**Written request:** Output the material beneath exactly, leaving nothing out.

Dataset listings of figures
-- START --

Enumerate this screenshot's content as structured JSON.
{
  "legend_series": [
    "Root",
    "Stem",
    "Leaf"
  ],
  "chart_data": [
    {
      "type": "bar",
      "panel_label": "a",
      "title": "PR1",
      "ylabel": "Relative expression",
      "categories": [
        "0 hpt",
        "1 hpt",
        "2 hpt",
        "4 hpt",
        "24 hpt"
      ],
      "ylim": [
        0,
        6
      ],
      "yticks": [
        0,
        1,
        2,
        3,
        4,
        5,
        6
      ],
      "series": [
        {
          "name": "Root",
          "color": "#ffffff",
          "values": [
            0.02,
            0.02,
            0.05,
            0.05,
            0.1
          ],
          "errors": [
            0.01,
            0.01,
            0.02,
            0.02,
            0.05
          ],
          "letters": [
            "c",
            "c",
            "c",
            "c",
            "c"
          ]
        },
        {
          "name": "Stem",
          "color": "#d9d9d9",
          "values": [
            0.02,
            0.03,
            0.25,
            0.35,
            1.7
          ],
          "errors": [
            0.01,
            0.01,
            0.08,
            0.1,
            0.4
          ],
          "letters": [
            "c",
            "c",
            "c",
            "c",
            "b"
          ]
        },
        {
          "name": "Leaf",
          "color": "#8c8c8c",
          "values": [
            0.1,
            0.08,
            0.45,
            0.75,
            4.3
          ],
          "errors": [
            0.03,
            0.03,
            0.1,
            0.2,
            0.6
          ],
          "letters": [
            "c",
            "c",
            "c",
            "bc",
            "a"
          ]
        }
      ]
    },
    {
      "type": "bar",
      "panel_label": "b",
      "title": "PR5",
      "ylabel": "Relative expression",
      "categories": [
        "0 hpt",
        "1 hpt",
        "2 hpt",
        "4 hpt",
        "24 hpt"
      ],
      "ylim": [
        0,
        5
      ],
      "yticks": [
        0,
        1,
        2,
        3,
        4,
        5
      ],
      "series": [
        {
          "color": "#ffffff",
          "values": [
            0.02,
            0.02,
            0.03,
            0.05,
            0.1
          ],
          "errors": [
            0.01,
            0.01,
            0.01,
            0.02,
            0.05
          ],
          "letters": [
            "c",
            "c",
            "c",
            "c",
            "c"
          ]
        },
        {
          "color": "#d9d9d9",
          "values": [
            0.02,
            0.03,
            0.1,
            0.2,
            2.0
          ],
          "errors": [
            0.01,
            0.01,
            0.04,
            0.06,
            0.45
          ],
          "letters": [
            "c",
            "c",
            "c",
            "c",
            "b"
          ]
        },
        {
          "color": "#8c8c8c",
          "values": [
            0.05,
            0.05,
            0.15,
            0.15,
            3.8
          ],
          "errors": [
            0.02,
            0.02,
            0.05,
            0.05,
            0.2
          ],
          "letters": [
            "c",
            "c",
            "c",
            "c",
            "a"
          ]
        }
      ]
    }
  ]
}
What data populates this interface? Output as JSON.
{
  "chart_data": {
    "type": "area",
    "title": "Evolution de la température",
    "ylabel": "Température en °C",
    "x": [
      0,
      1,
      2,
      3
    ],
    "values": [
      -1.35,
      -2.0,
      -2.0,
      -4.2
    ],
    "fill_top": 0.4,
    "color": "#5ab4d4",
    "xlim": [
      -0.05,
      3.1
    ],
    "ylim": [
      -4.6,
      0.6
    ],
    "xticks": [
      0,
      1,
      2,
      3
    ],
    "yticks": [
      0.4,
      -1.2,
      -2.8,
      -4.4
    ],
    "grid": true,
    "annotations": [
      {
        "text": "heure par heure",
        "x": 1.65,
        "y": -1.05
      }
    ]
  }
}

-- END --

**Expected answer:**
Enumerate this screenshot's content as structured JSON.
{
  "legend_series": [
    "Root",
    "Stem",
    "Leaf"
  ],
  "chart_data": [
    {
      "type": "bar",
      "panel_label": "a",
      "title": "PR1",
      "ylabel": "Relative expression",
      "categories": [
        "0 hpt",
        "1 hpt",
        "2 hpt",
        "4 hpt",
        "24 hpt"
      ],
      "ylim": [
        0,
        6
      ],
      "yticks": [
        0,
        1,
        2,
        3,
        4,
        5,
        6
      ],
      "series": [
        {
          "name": "Root",
          "color": "#ffffff",
          "values": [
            0.02,
            0.02,
            0.05,
            0.05,
            0.1
          ],
          "errors": [
            0.01,
            0.01,
            0.02,
            0.02,
            0.05
          ],
          "letters": [
            "c",
            "c",
            "c",
            "c",
            "c"
          ]
        },
        {
          "name": "Stem",
          "color": "#d9d9d9",
          "values": [
            0.02,
            0.03,
            0.25,
            0.35,
            1.7
          ],
          "errors": [
            0.01,
            0.01,
            0.08,
            0.1,
            0.4
          ],
          "letters": [
            "c",
            "c",
            "c",
            "c",
            "b"
          ]
        },
        {
          "name": "Leaf",
          "color": "#8c8c8c",
          "values": [
            0.1,
            0.08,
            0.45,
            0.75,
            4.3
          ],
          "errors": [
            0.03,
            0.03,
            0.1,
            0.2,
            0.6
          ],
          "letters": [
            "c",
            "c",
            "c",
            "bc",
            "a"
          ]
        }
      ]
    },
    {
      "type": "bar",
      "panel_label": "b",
      "title": "PR5",
      "ylabel": "Relative expression",
      "categories": [
        "0 hpt",
        "1 hpt",
        "2 hpt",
        "4 hpt",
        "24 hpt"
      ],
      "ylim": [
        0,
        5
      ],
      "yticks": [
        0,
        1,
        2,
        3,
        4,
        5
      ],
      "series": [
        {
          "color": "#ffffff",
          "values": [
            0.02,
            0.02,
            0.03,
            0.05,
            0.1
          ],
          "errors": [
            0.01,
            0.01,
            0.01,
            0.02,
            0.05
          ],
          "letters": [
            "c",
            "c",
            "c",
            "c",
            "c"
          ]
        },
        {
          "color": "#d9d9d9",
          "values": [
            0.02,
            0.03,
            0.1,
            0.2,
            2.0
          ],
          "errors": [
            0.01,
            0.01,
            0.04,
            0.06,
            0.45
          ],
          "letters": [
            "c",
            "c",
            "c",
            "c",
            "b"
          ]
        },
        {
          "color": "#8c8c8c",
          "values": [
            0.05,
            0.05,
            0.15,
            0.15,
            3.8
          ],
          "errors": [
            0.02,
            0.02,
            0.05,
            0.05,
            0.2
          ],
          "letters": [
            "c",
            "c",
            "c",
            "c",
            "a"
          ]
        }
      ]
    }
  ]
}
What data populates this interface? Output as JSON.
{
  "chart_data": {
    "type": "area",
    "title": "Evolution de la température",
    "ylabel": "Température en °C",
    "x": [
      0,
      1,
      2,
      3
    ],
    "values": [
      -1.35,
      -2.0,
      -2.0,
      -4.2
    ],
    "fill_top": 0.4,
    "color": "#5ab4d4",
    "xlim": [
      -0.05,
      3.1
    ],
    "ylim": [
      -4.6,
      0.6
    ],
    "xticks": [
      0,
      1,
      2,
      3
    ],
    "yticks": [
      0.4,
      -1.2,
      -2.8,
      -4.4
    ],
    "grid": true,
    "annotations": [
      {
        "text": "heure par heure",
        "x": 1.65,
        "y": -1.05
      }
    ]
  }
}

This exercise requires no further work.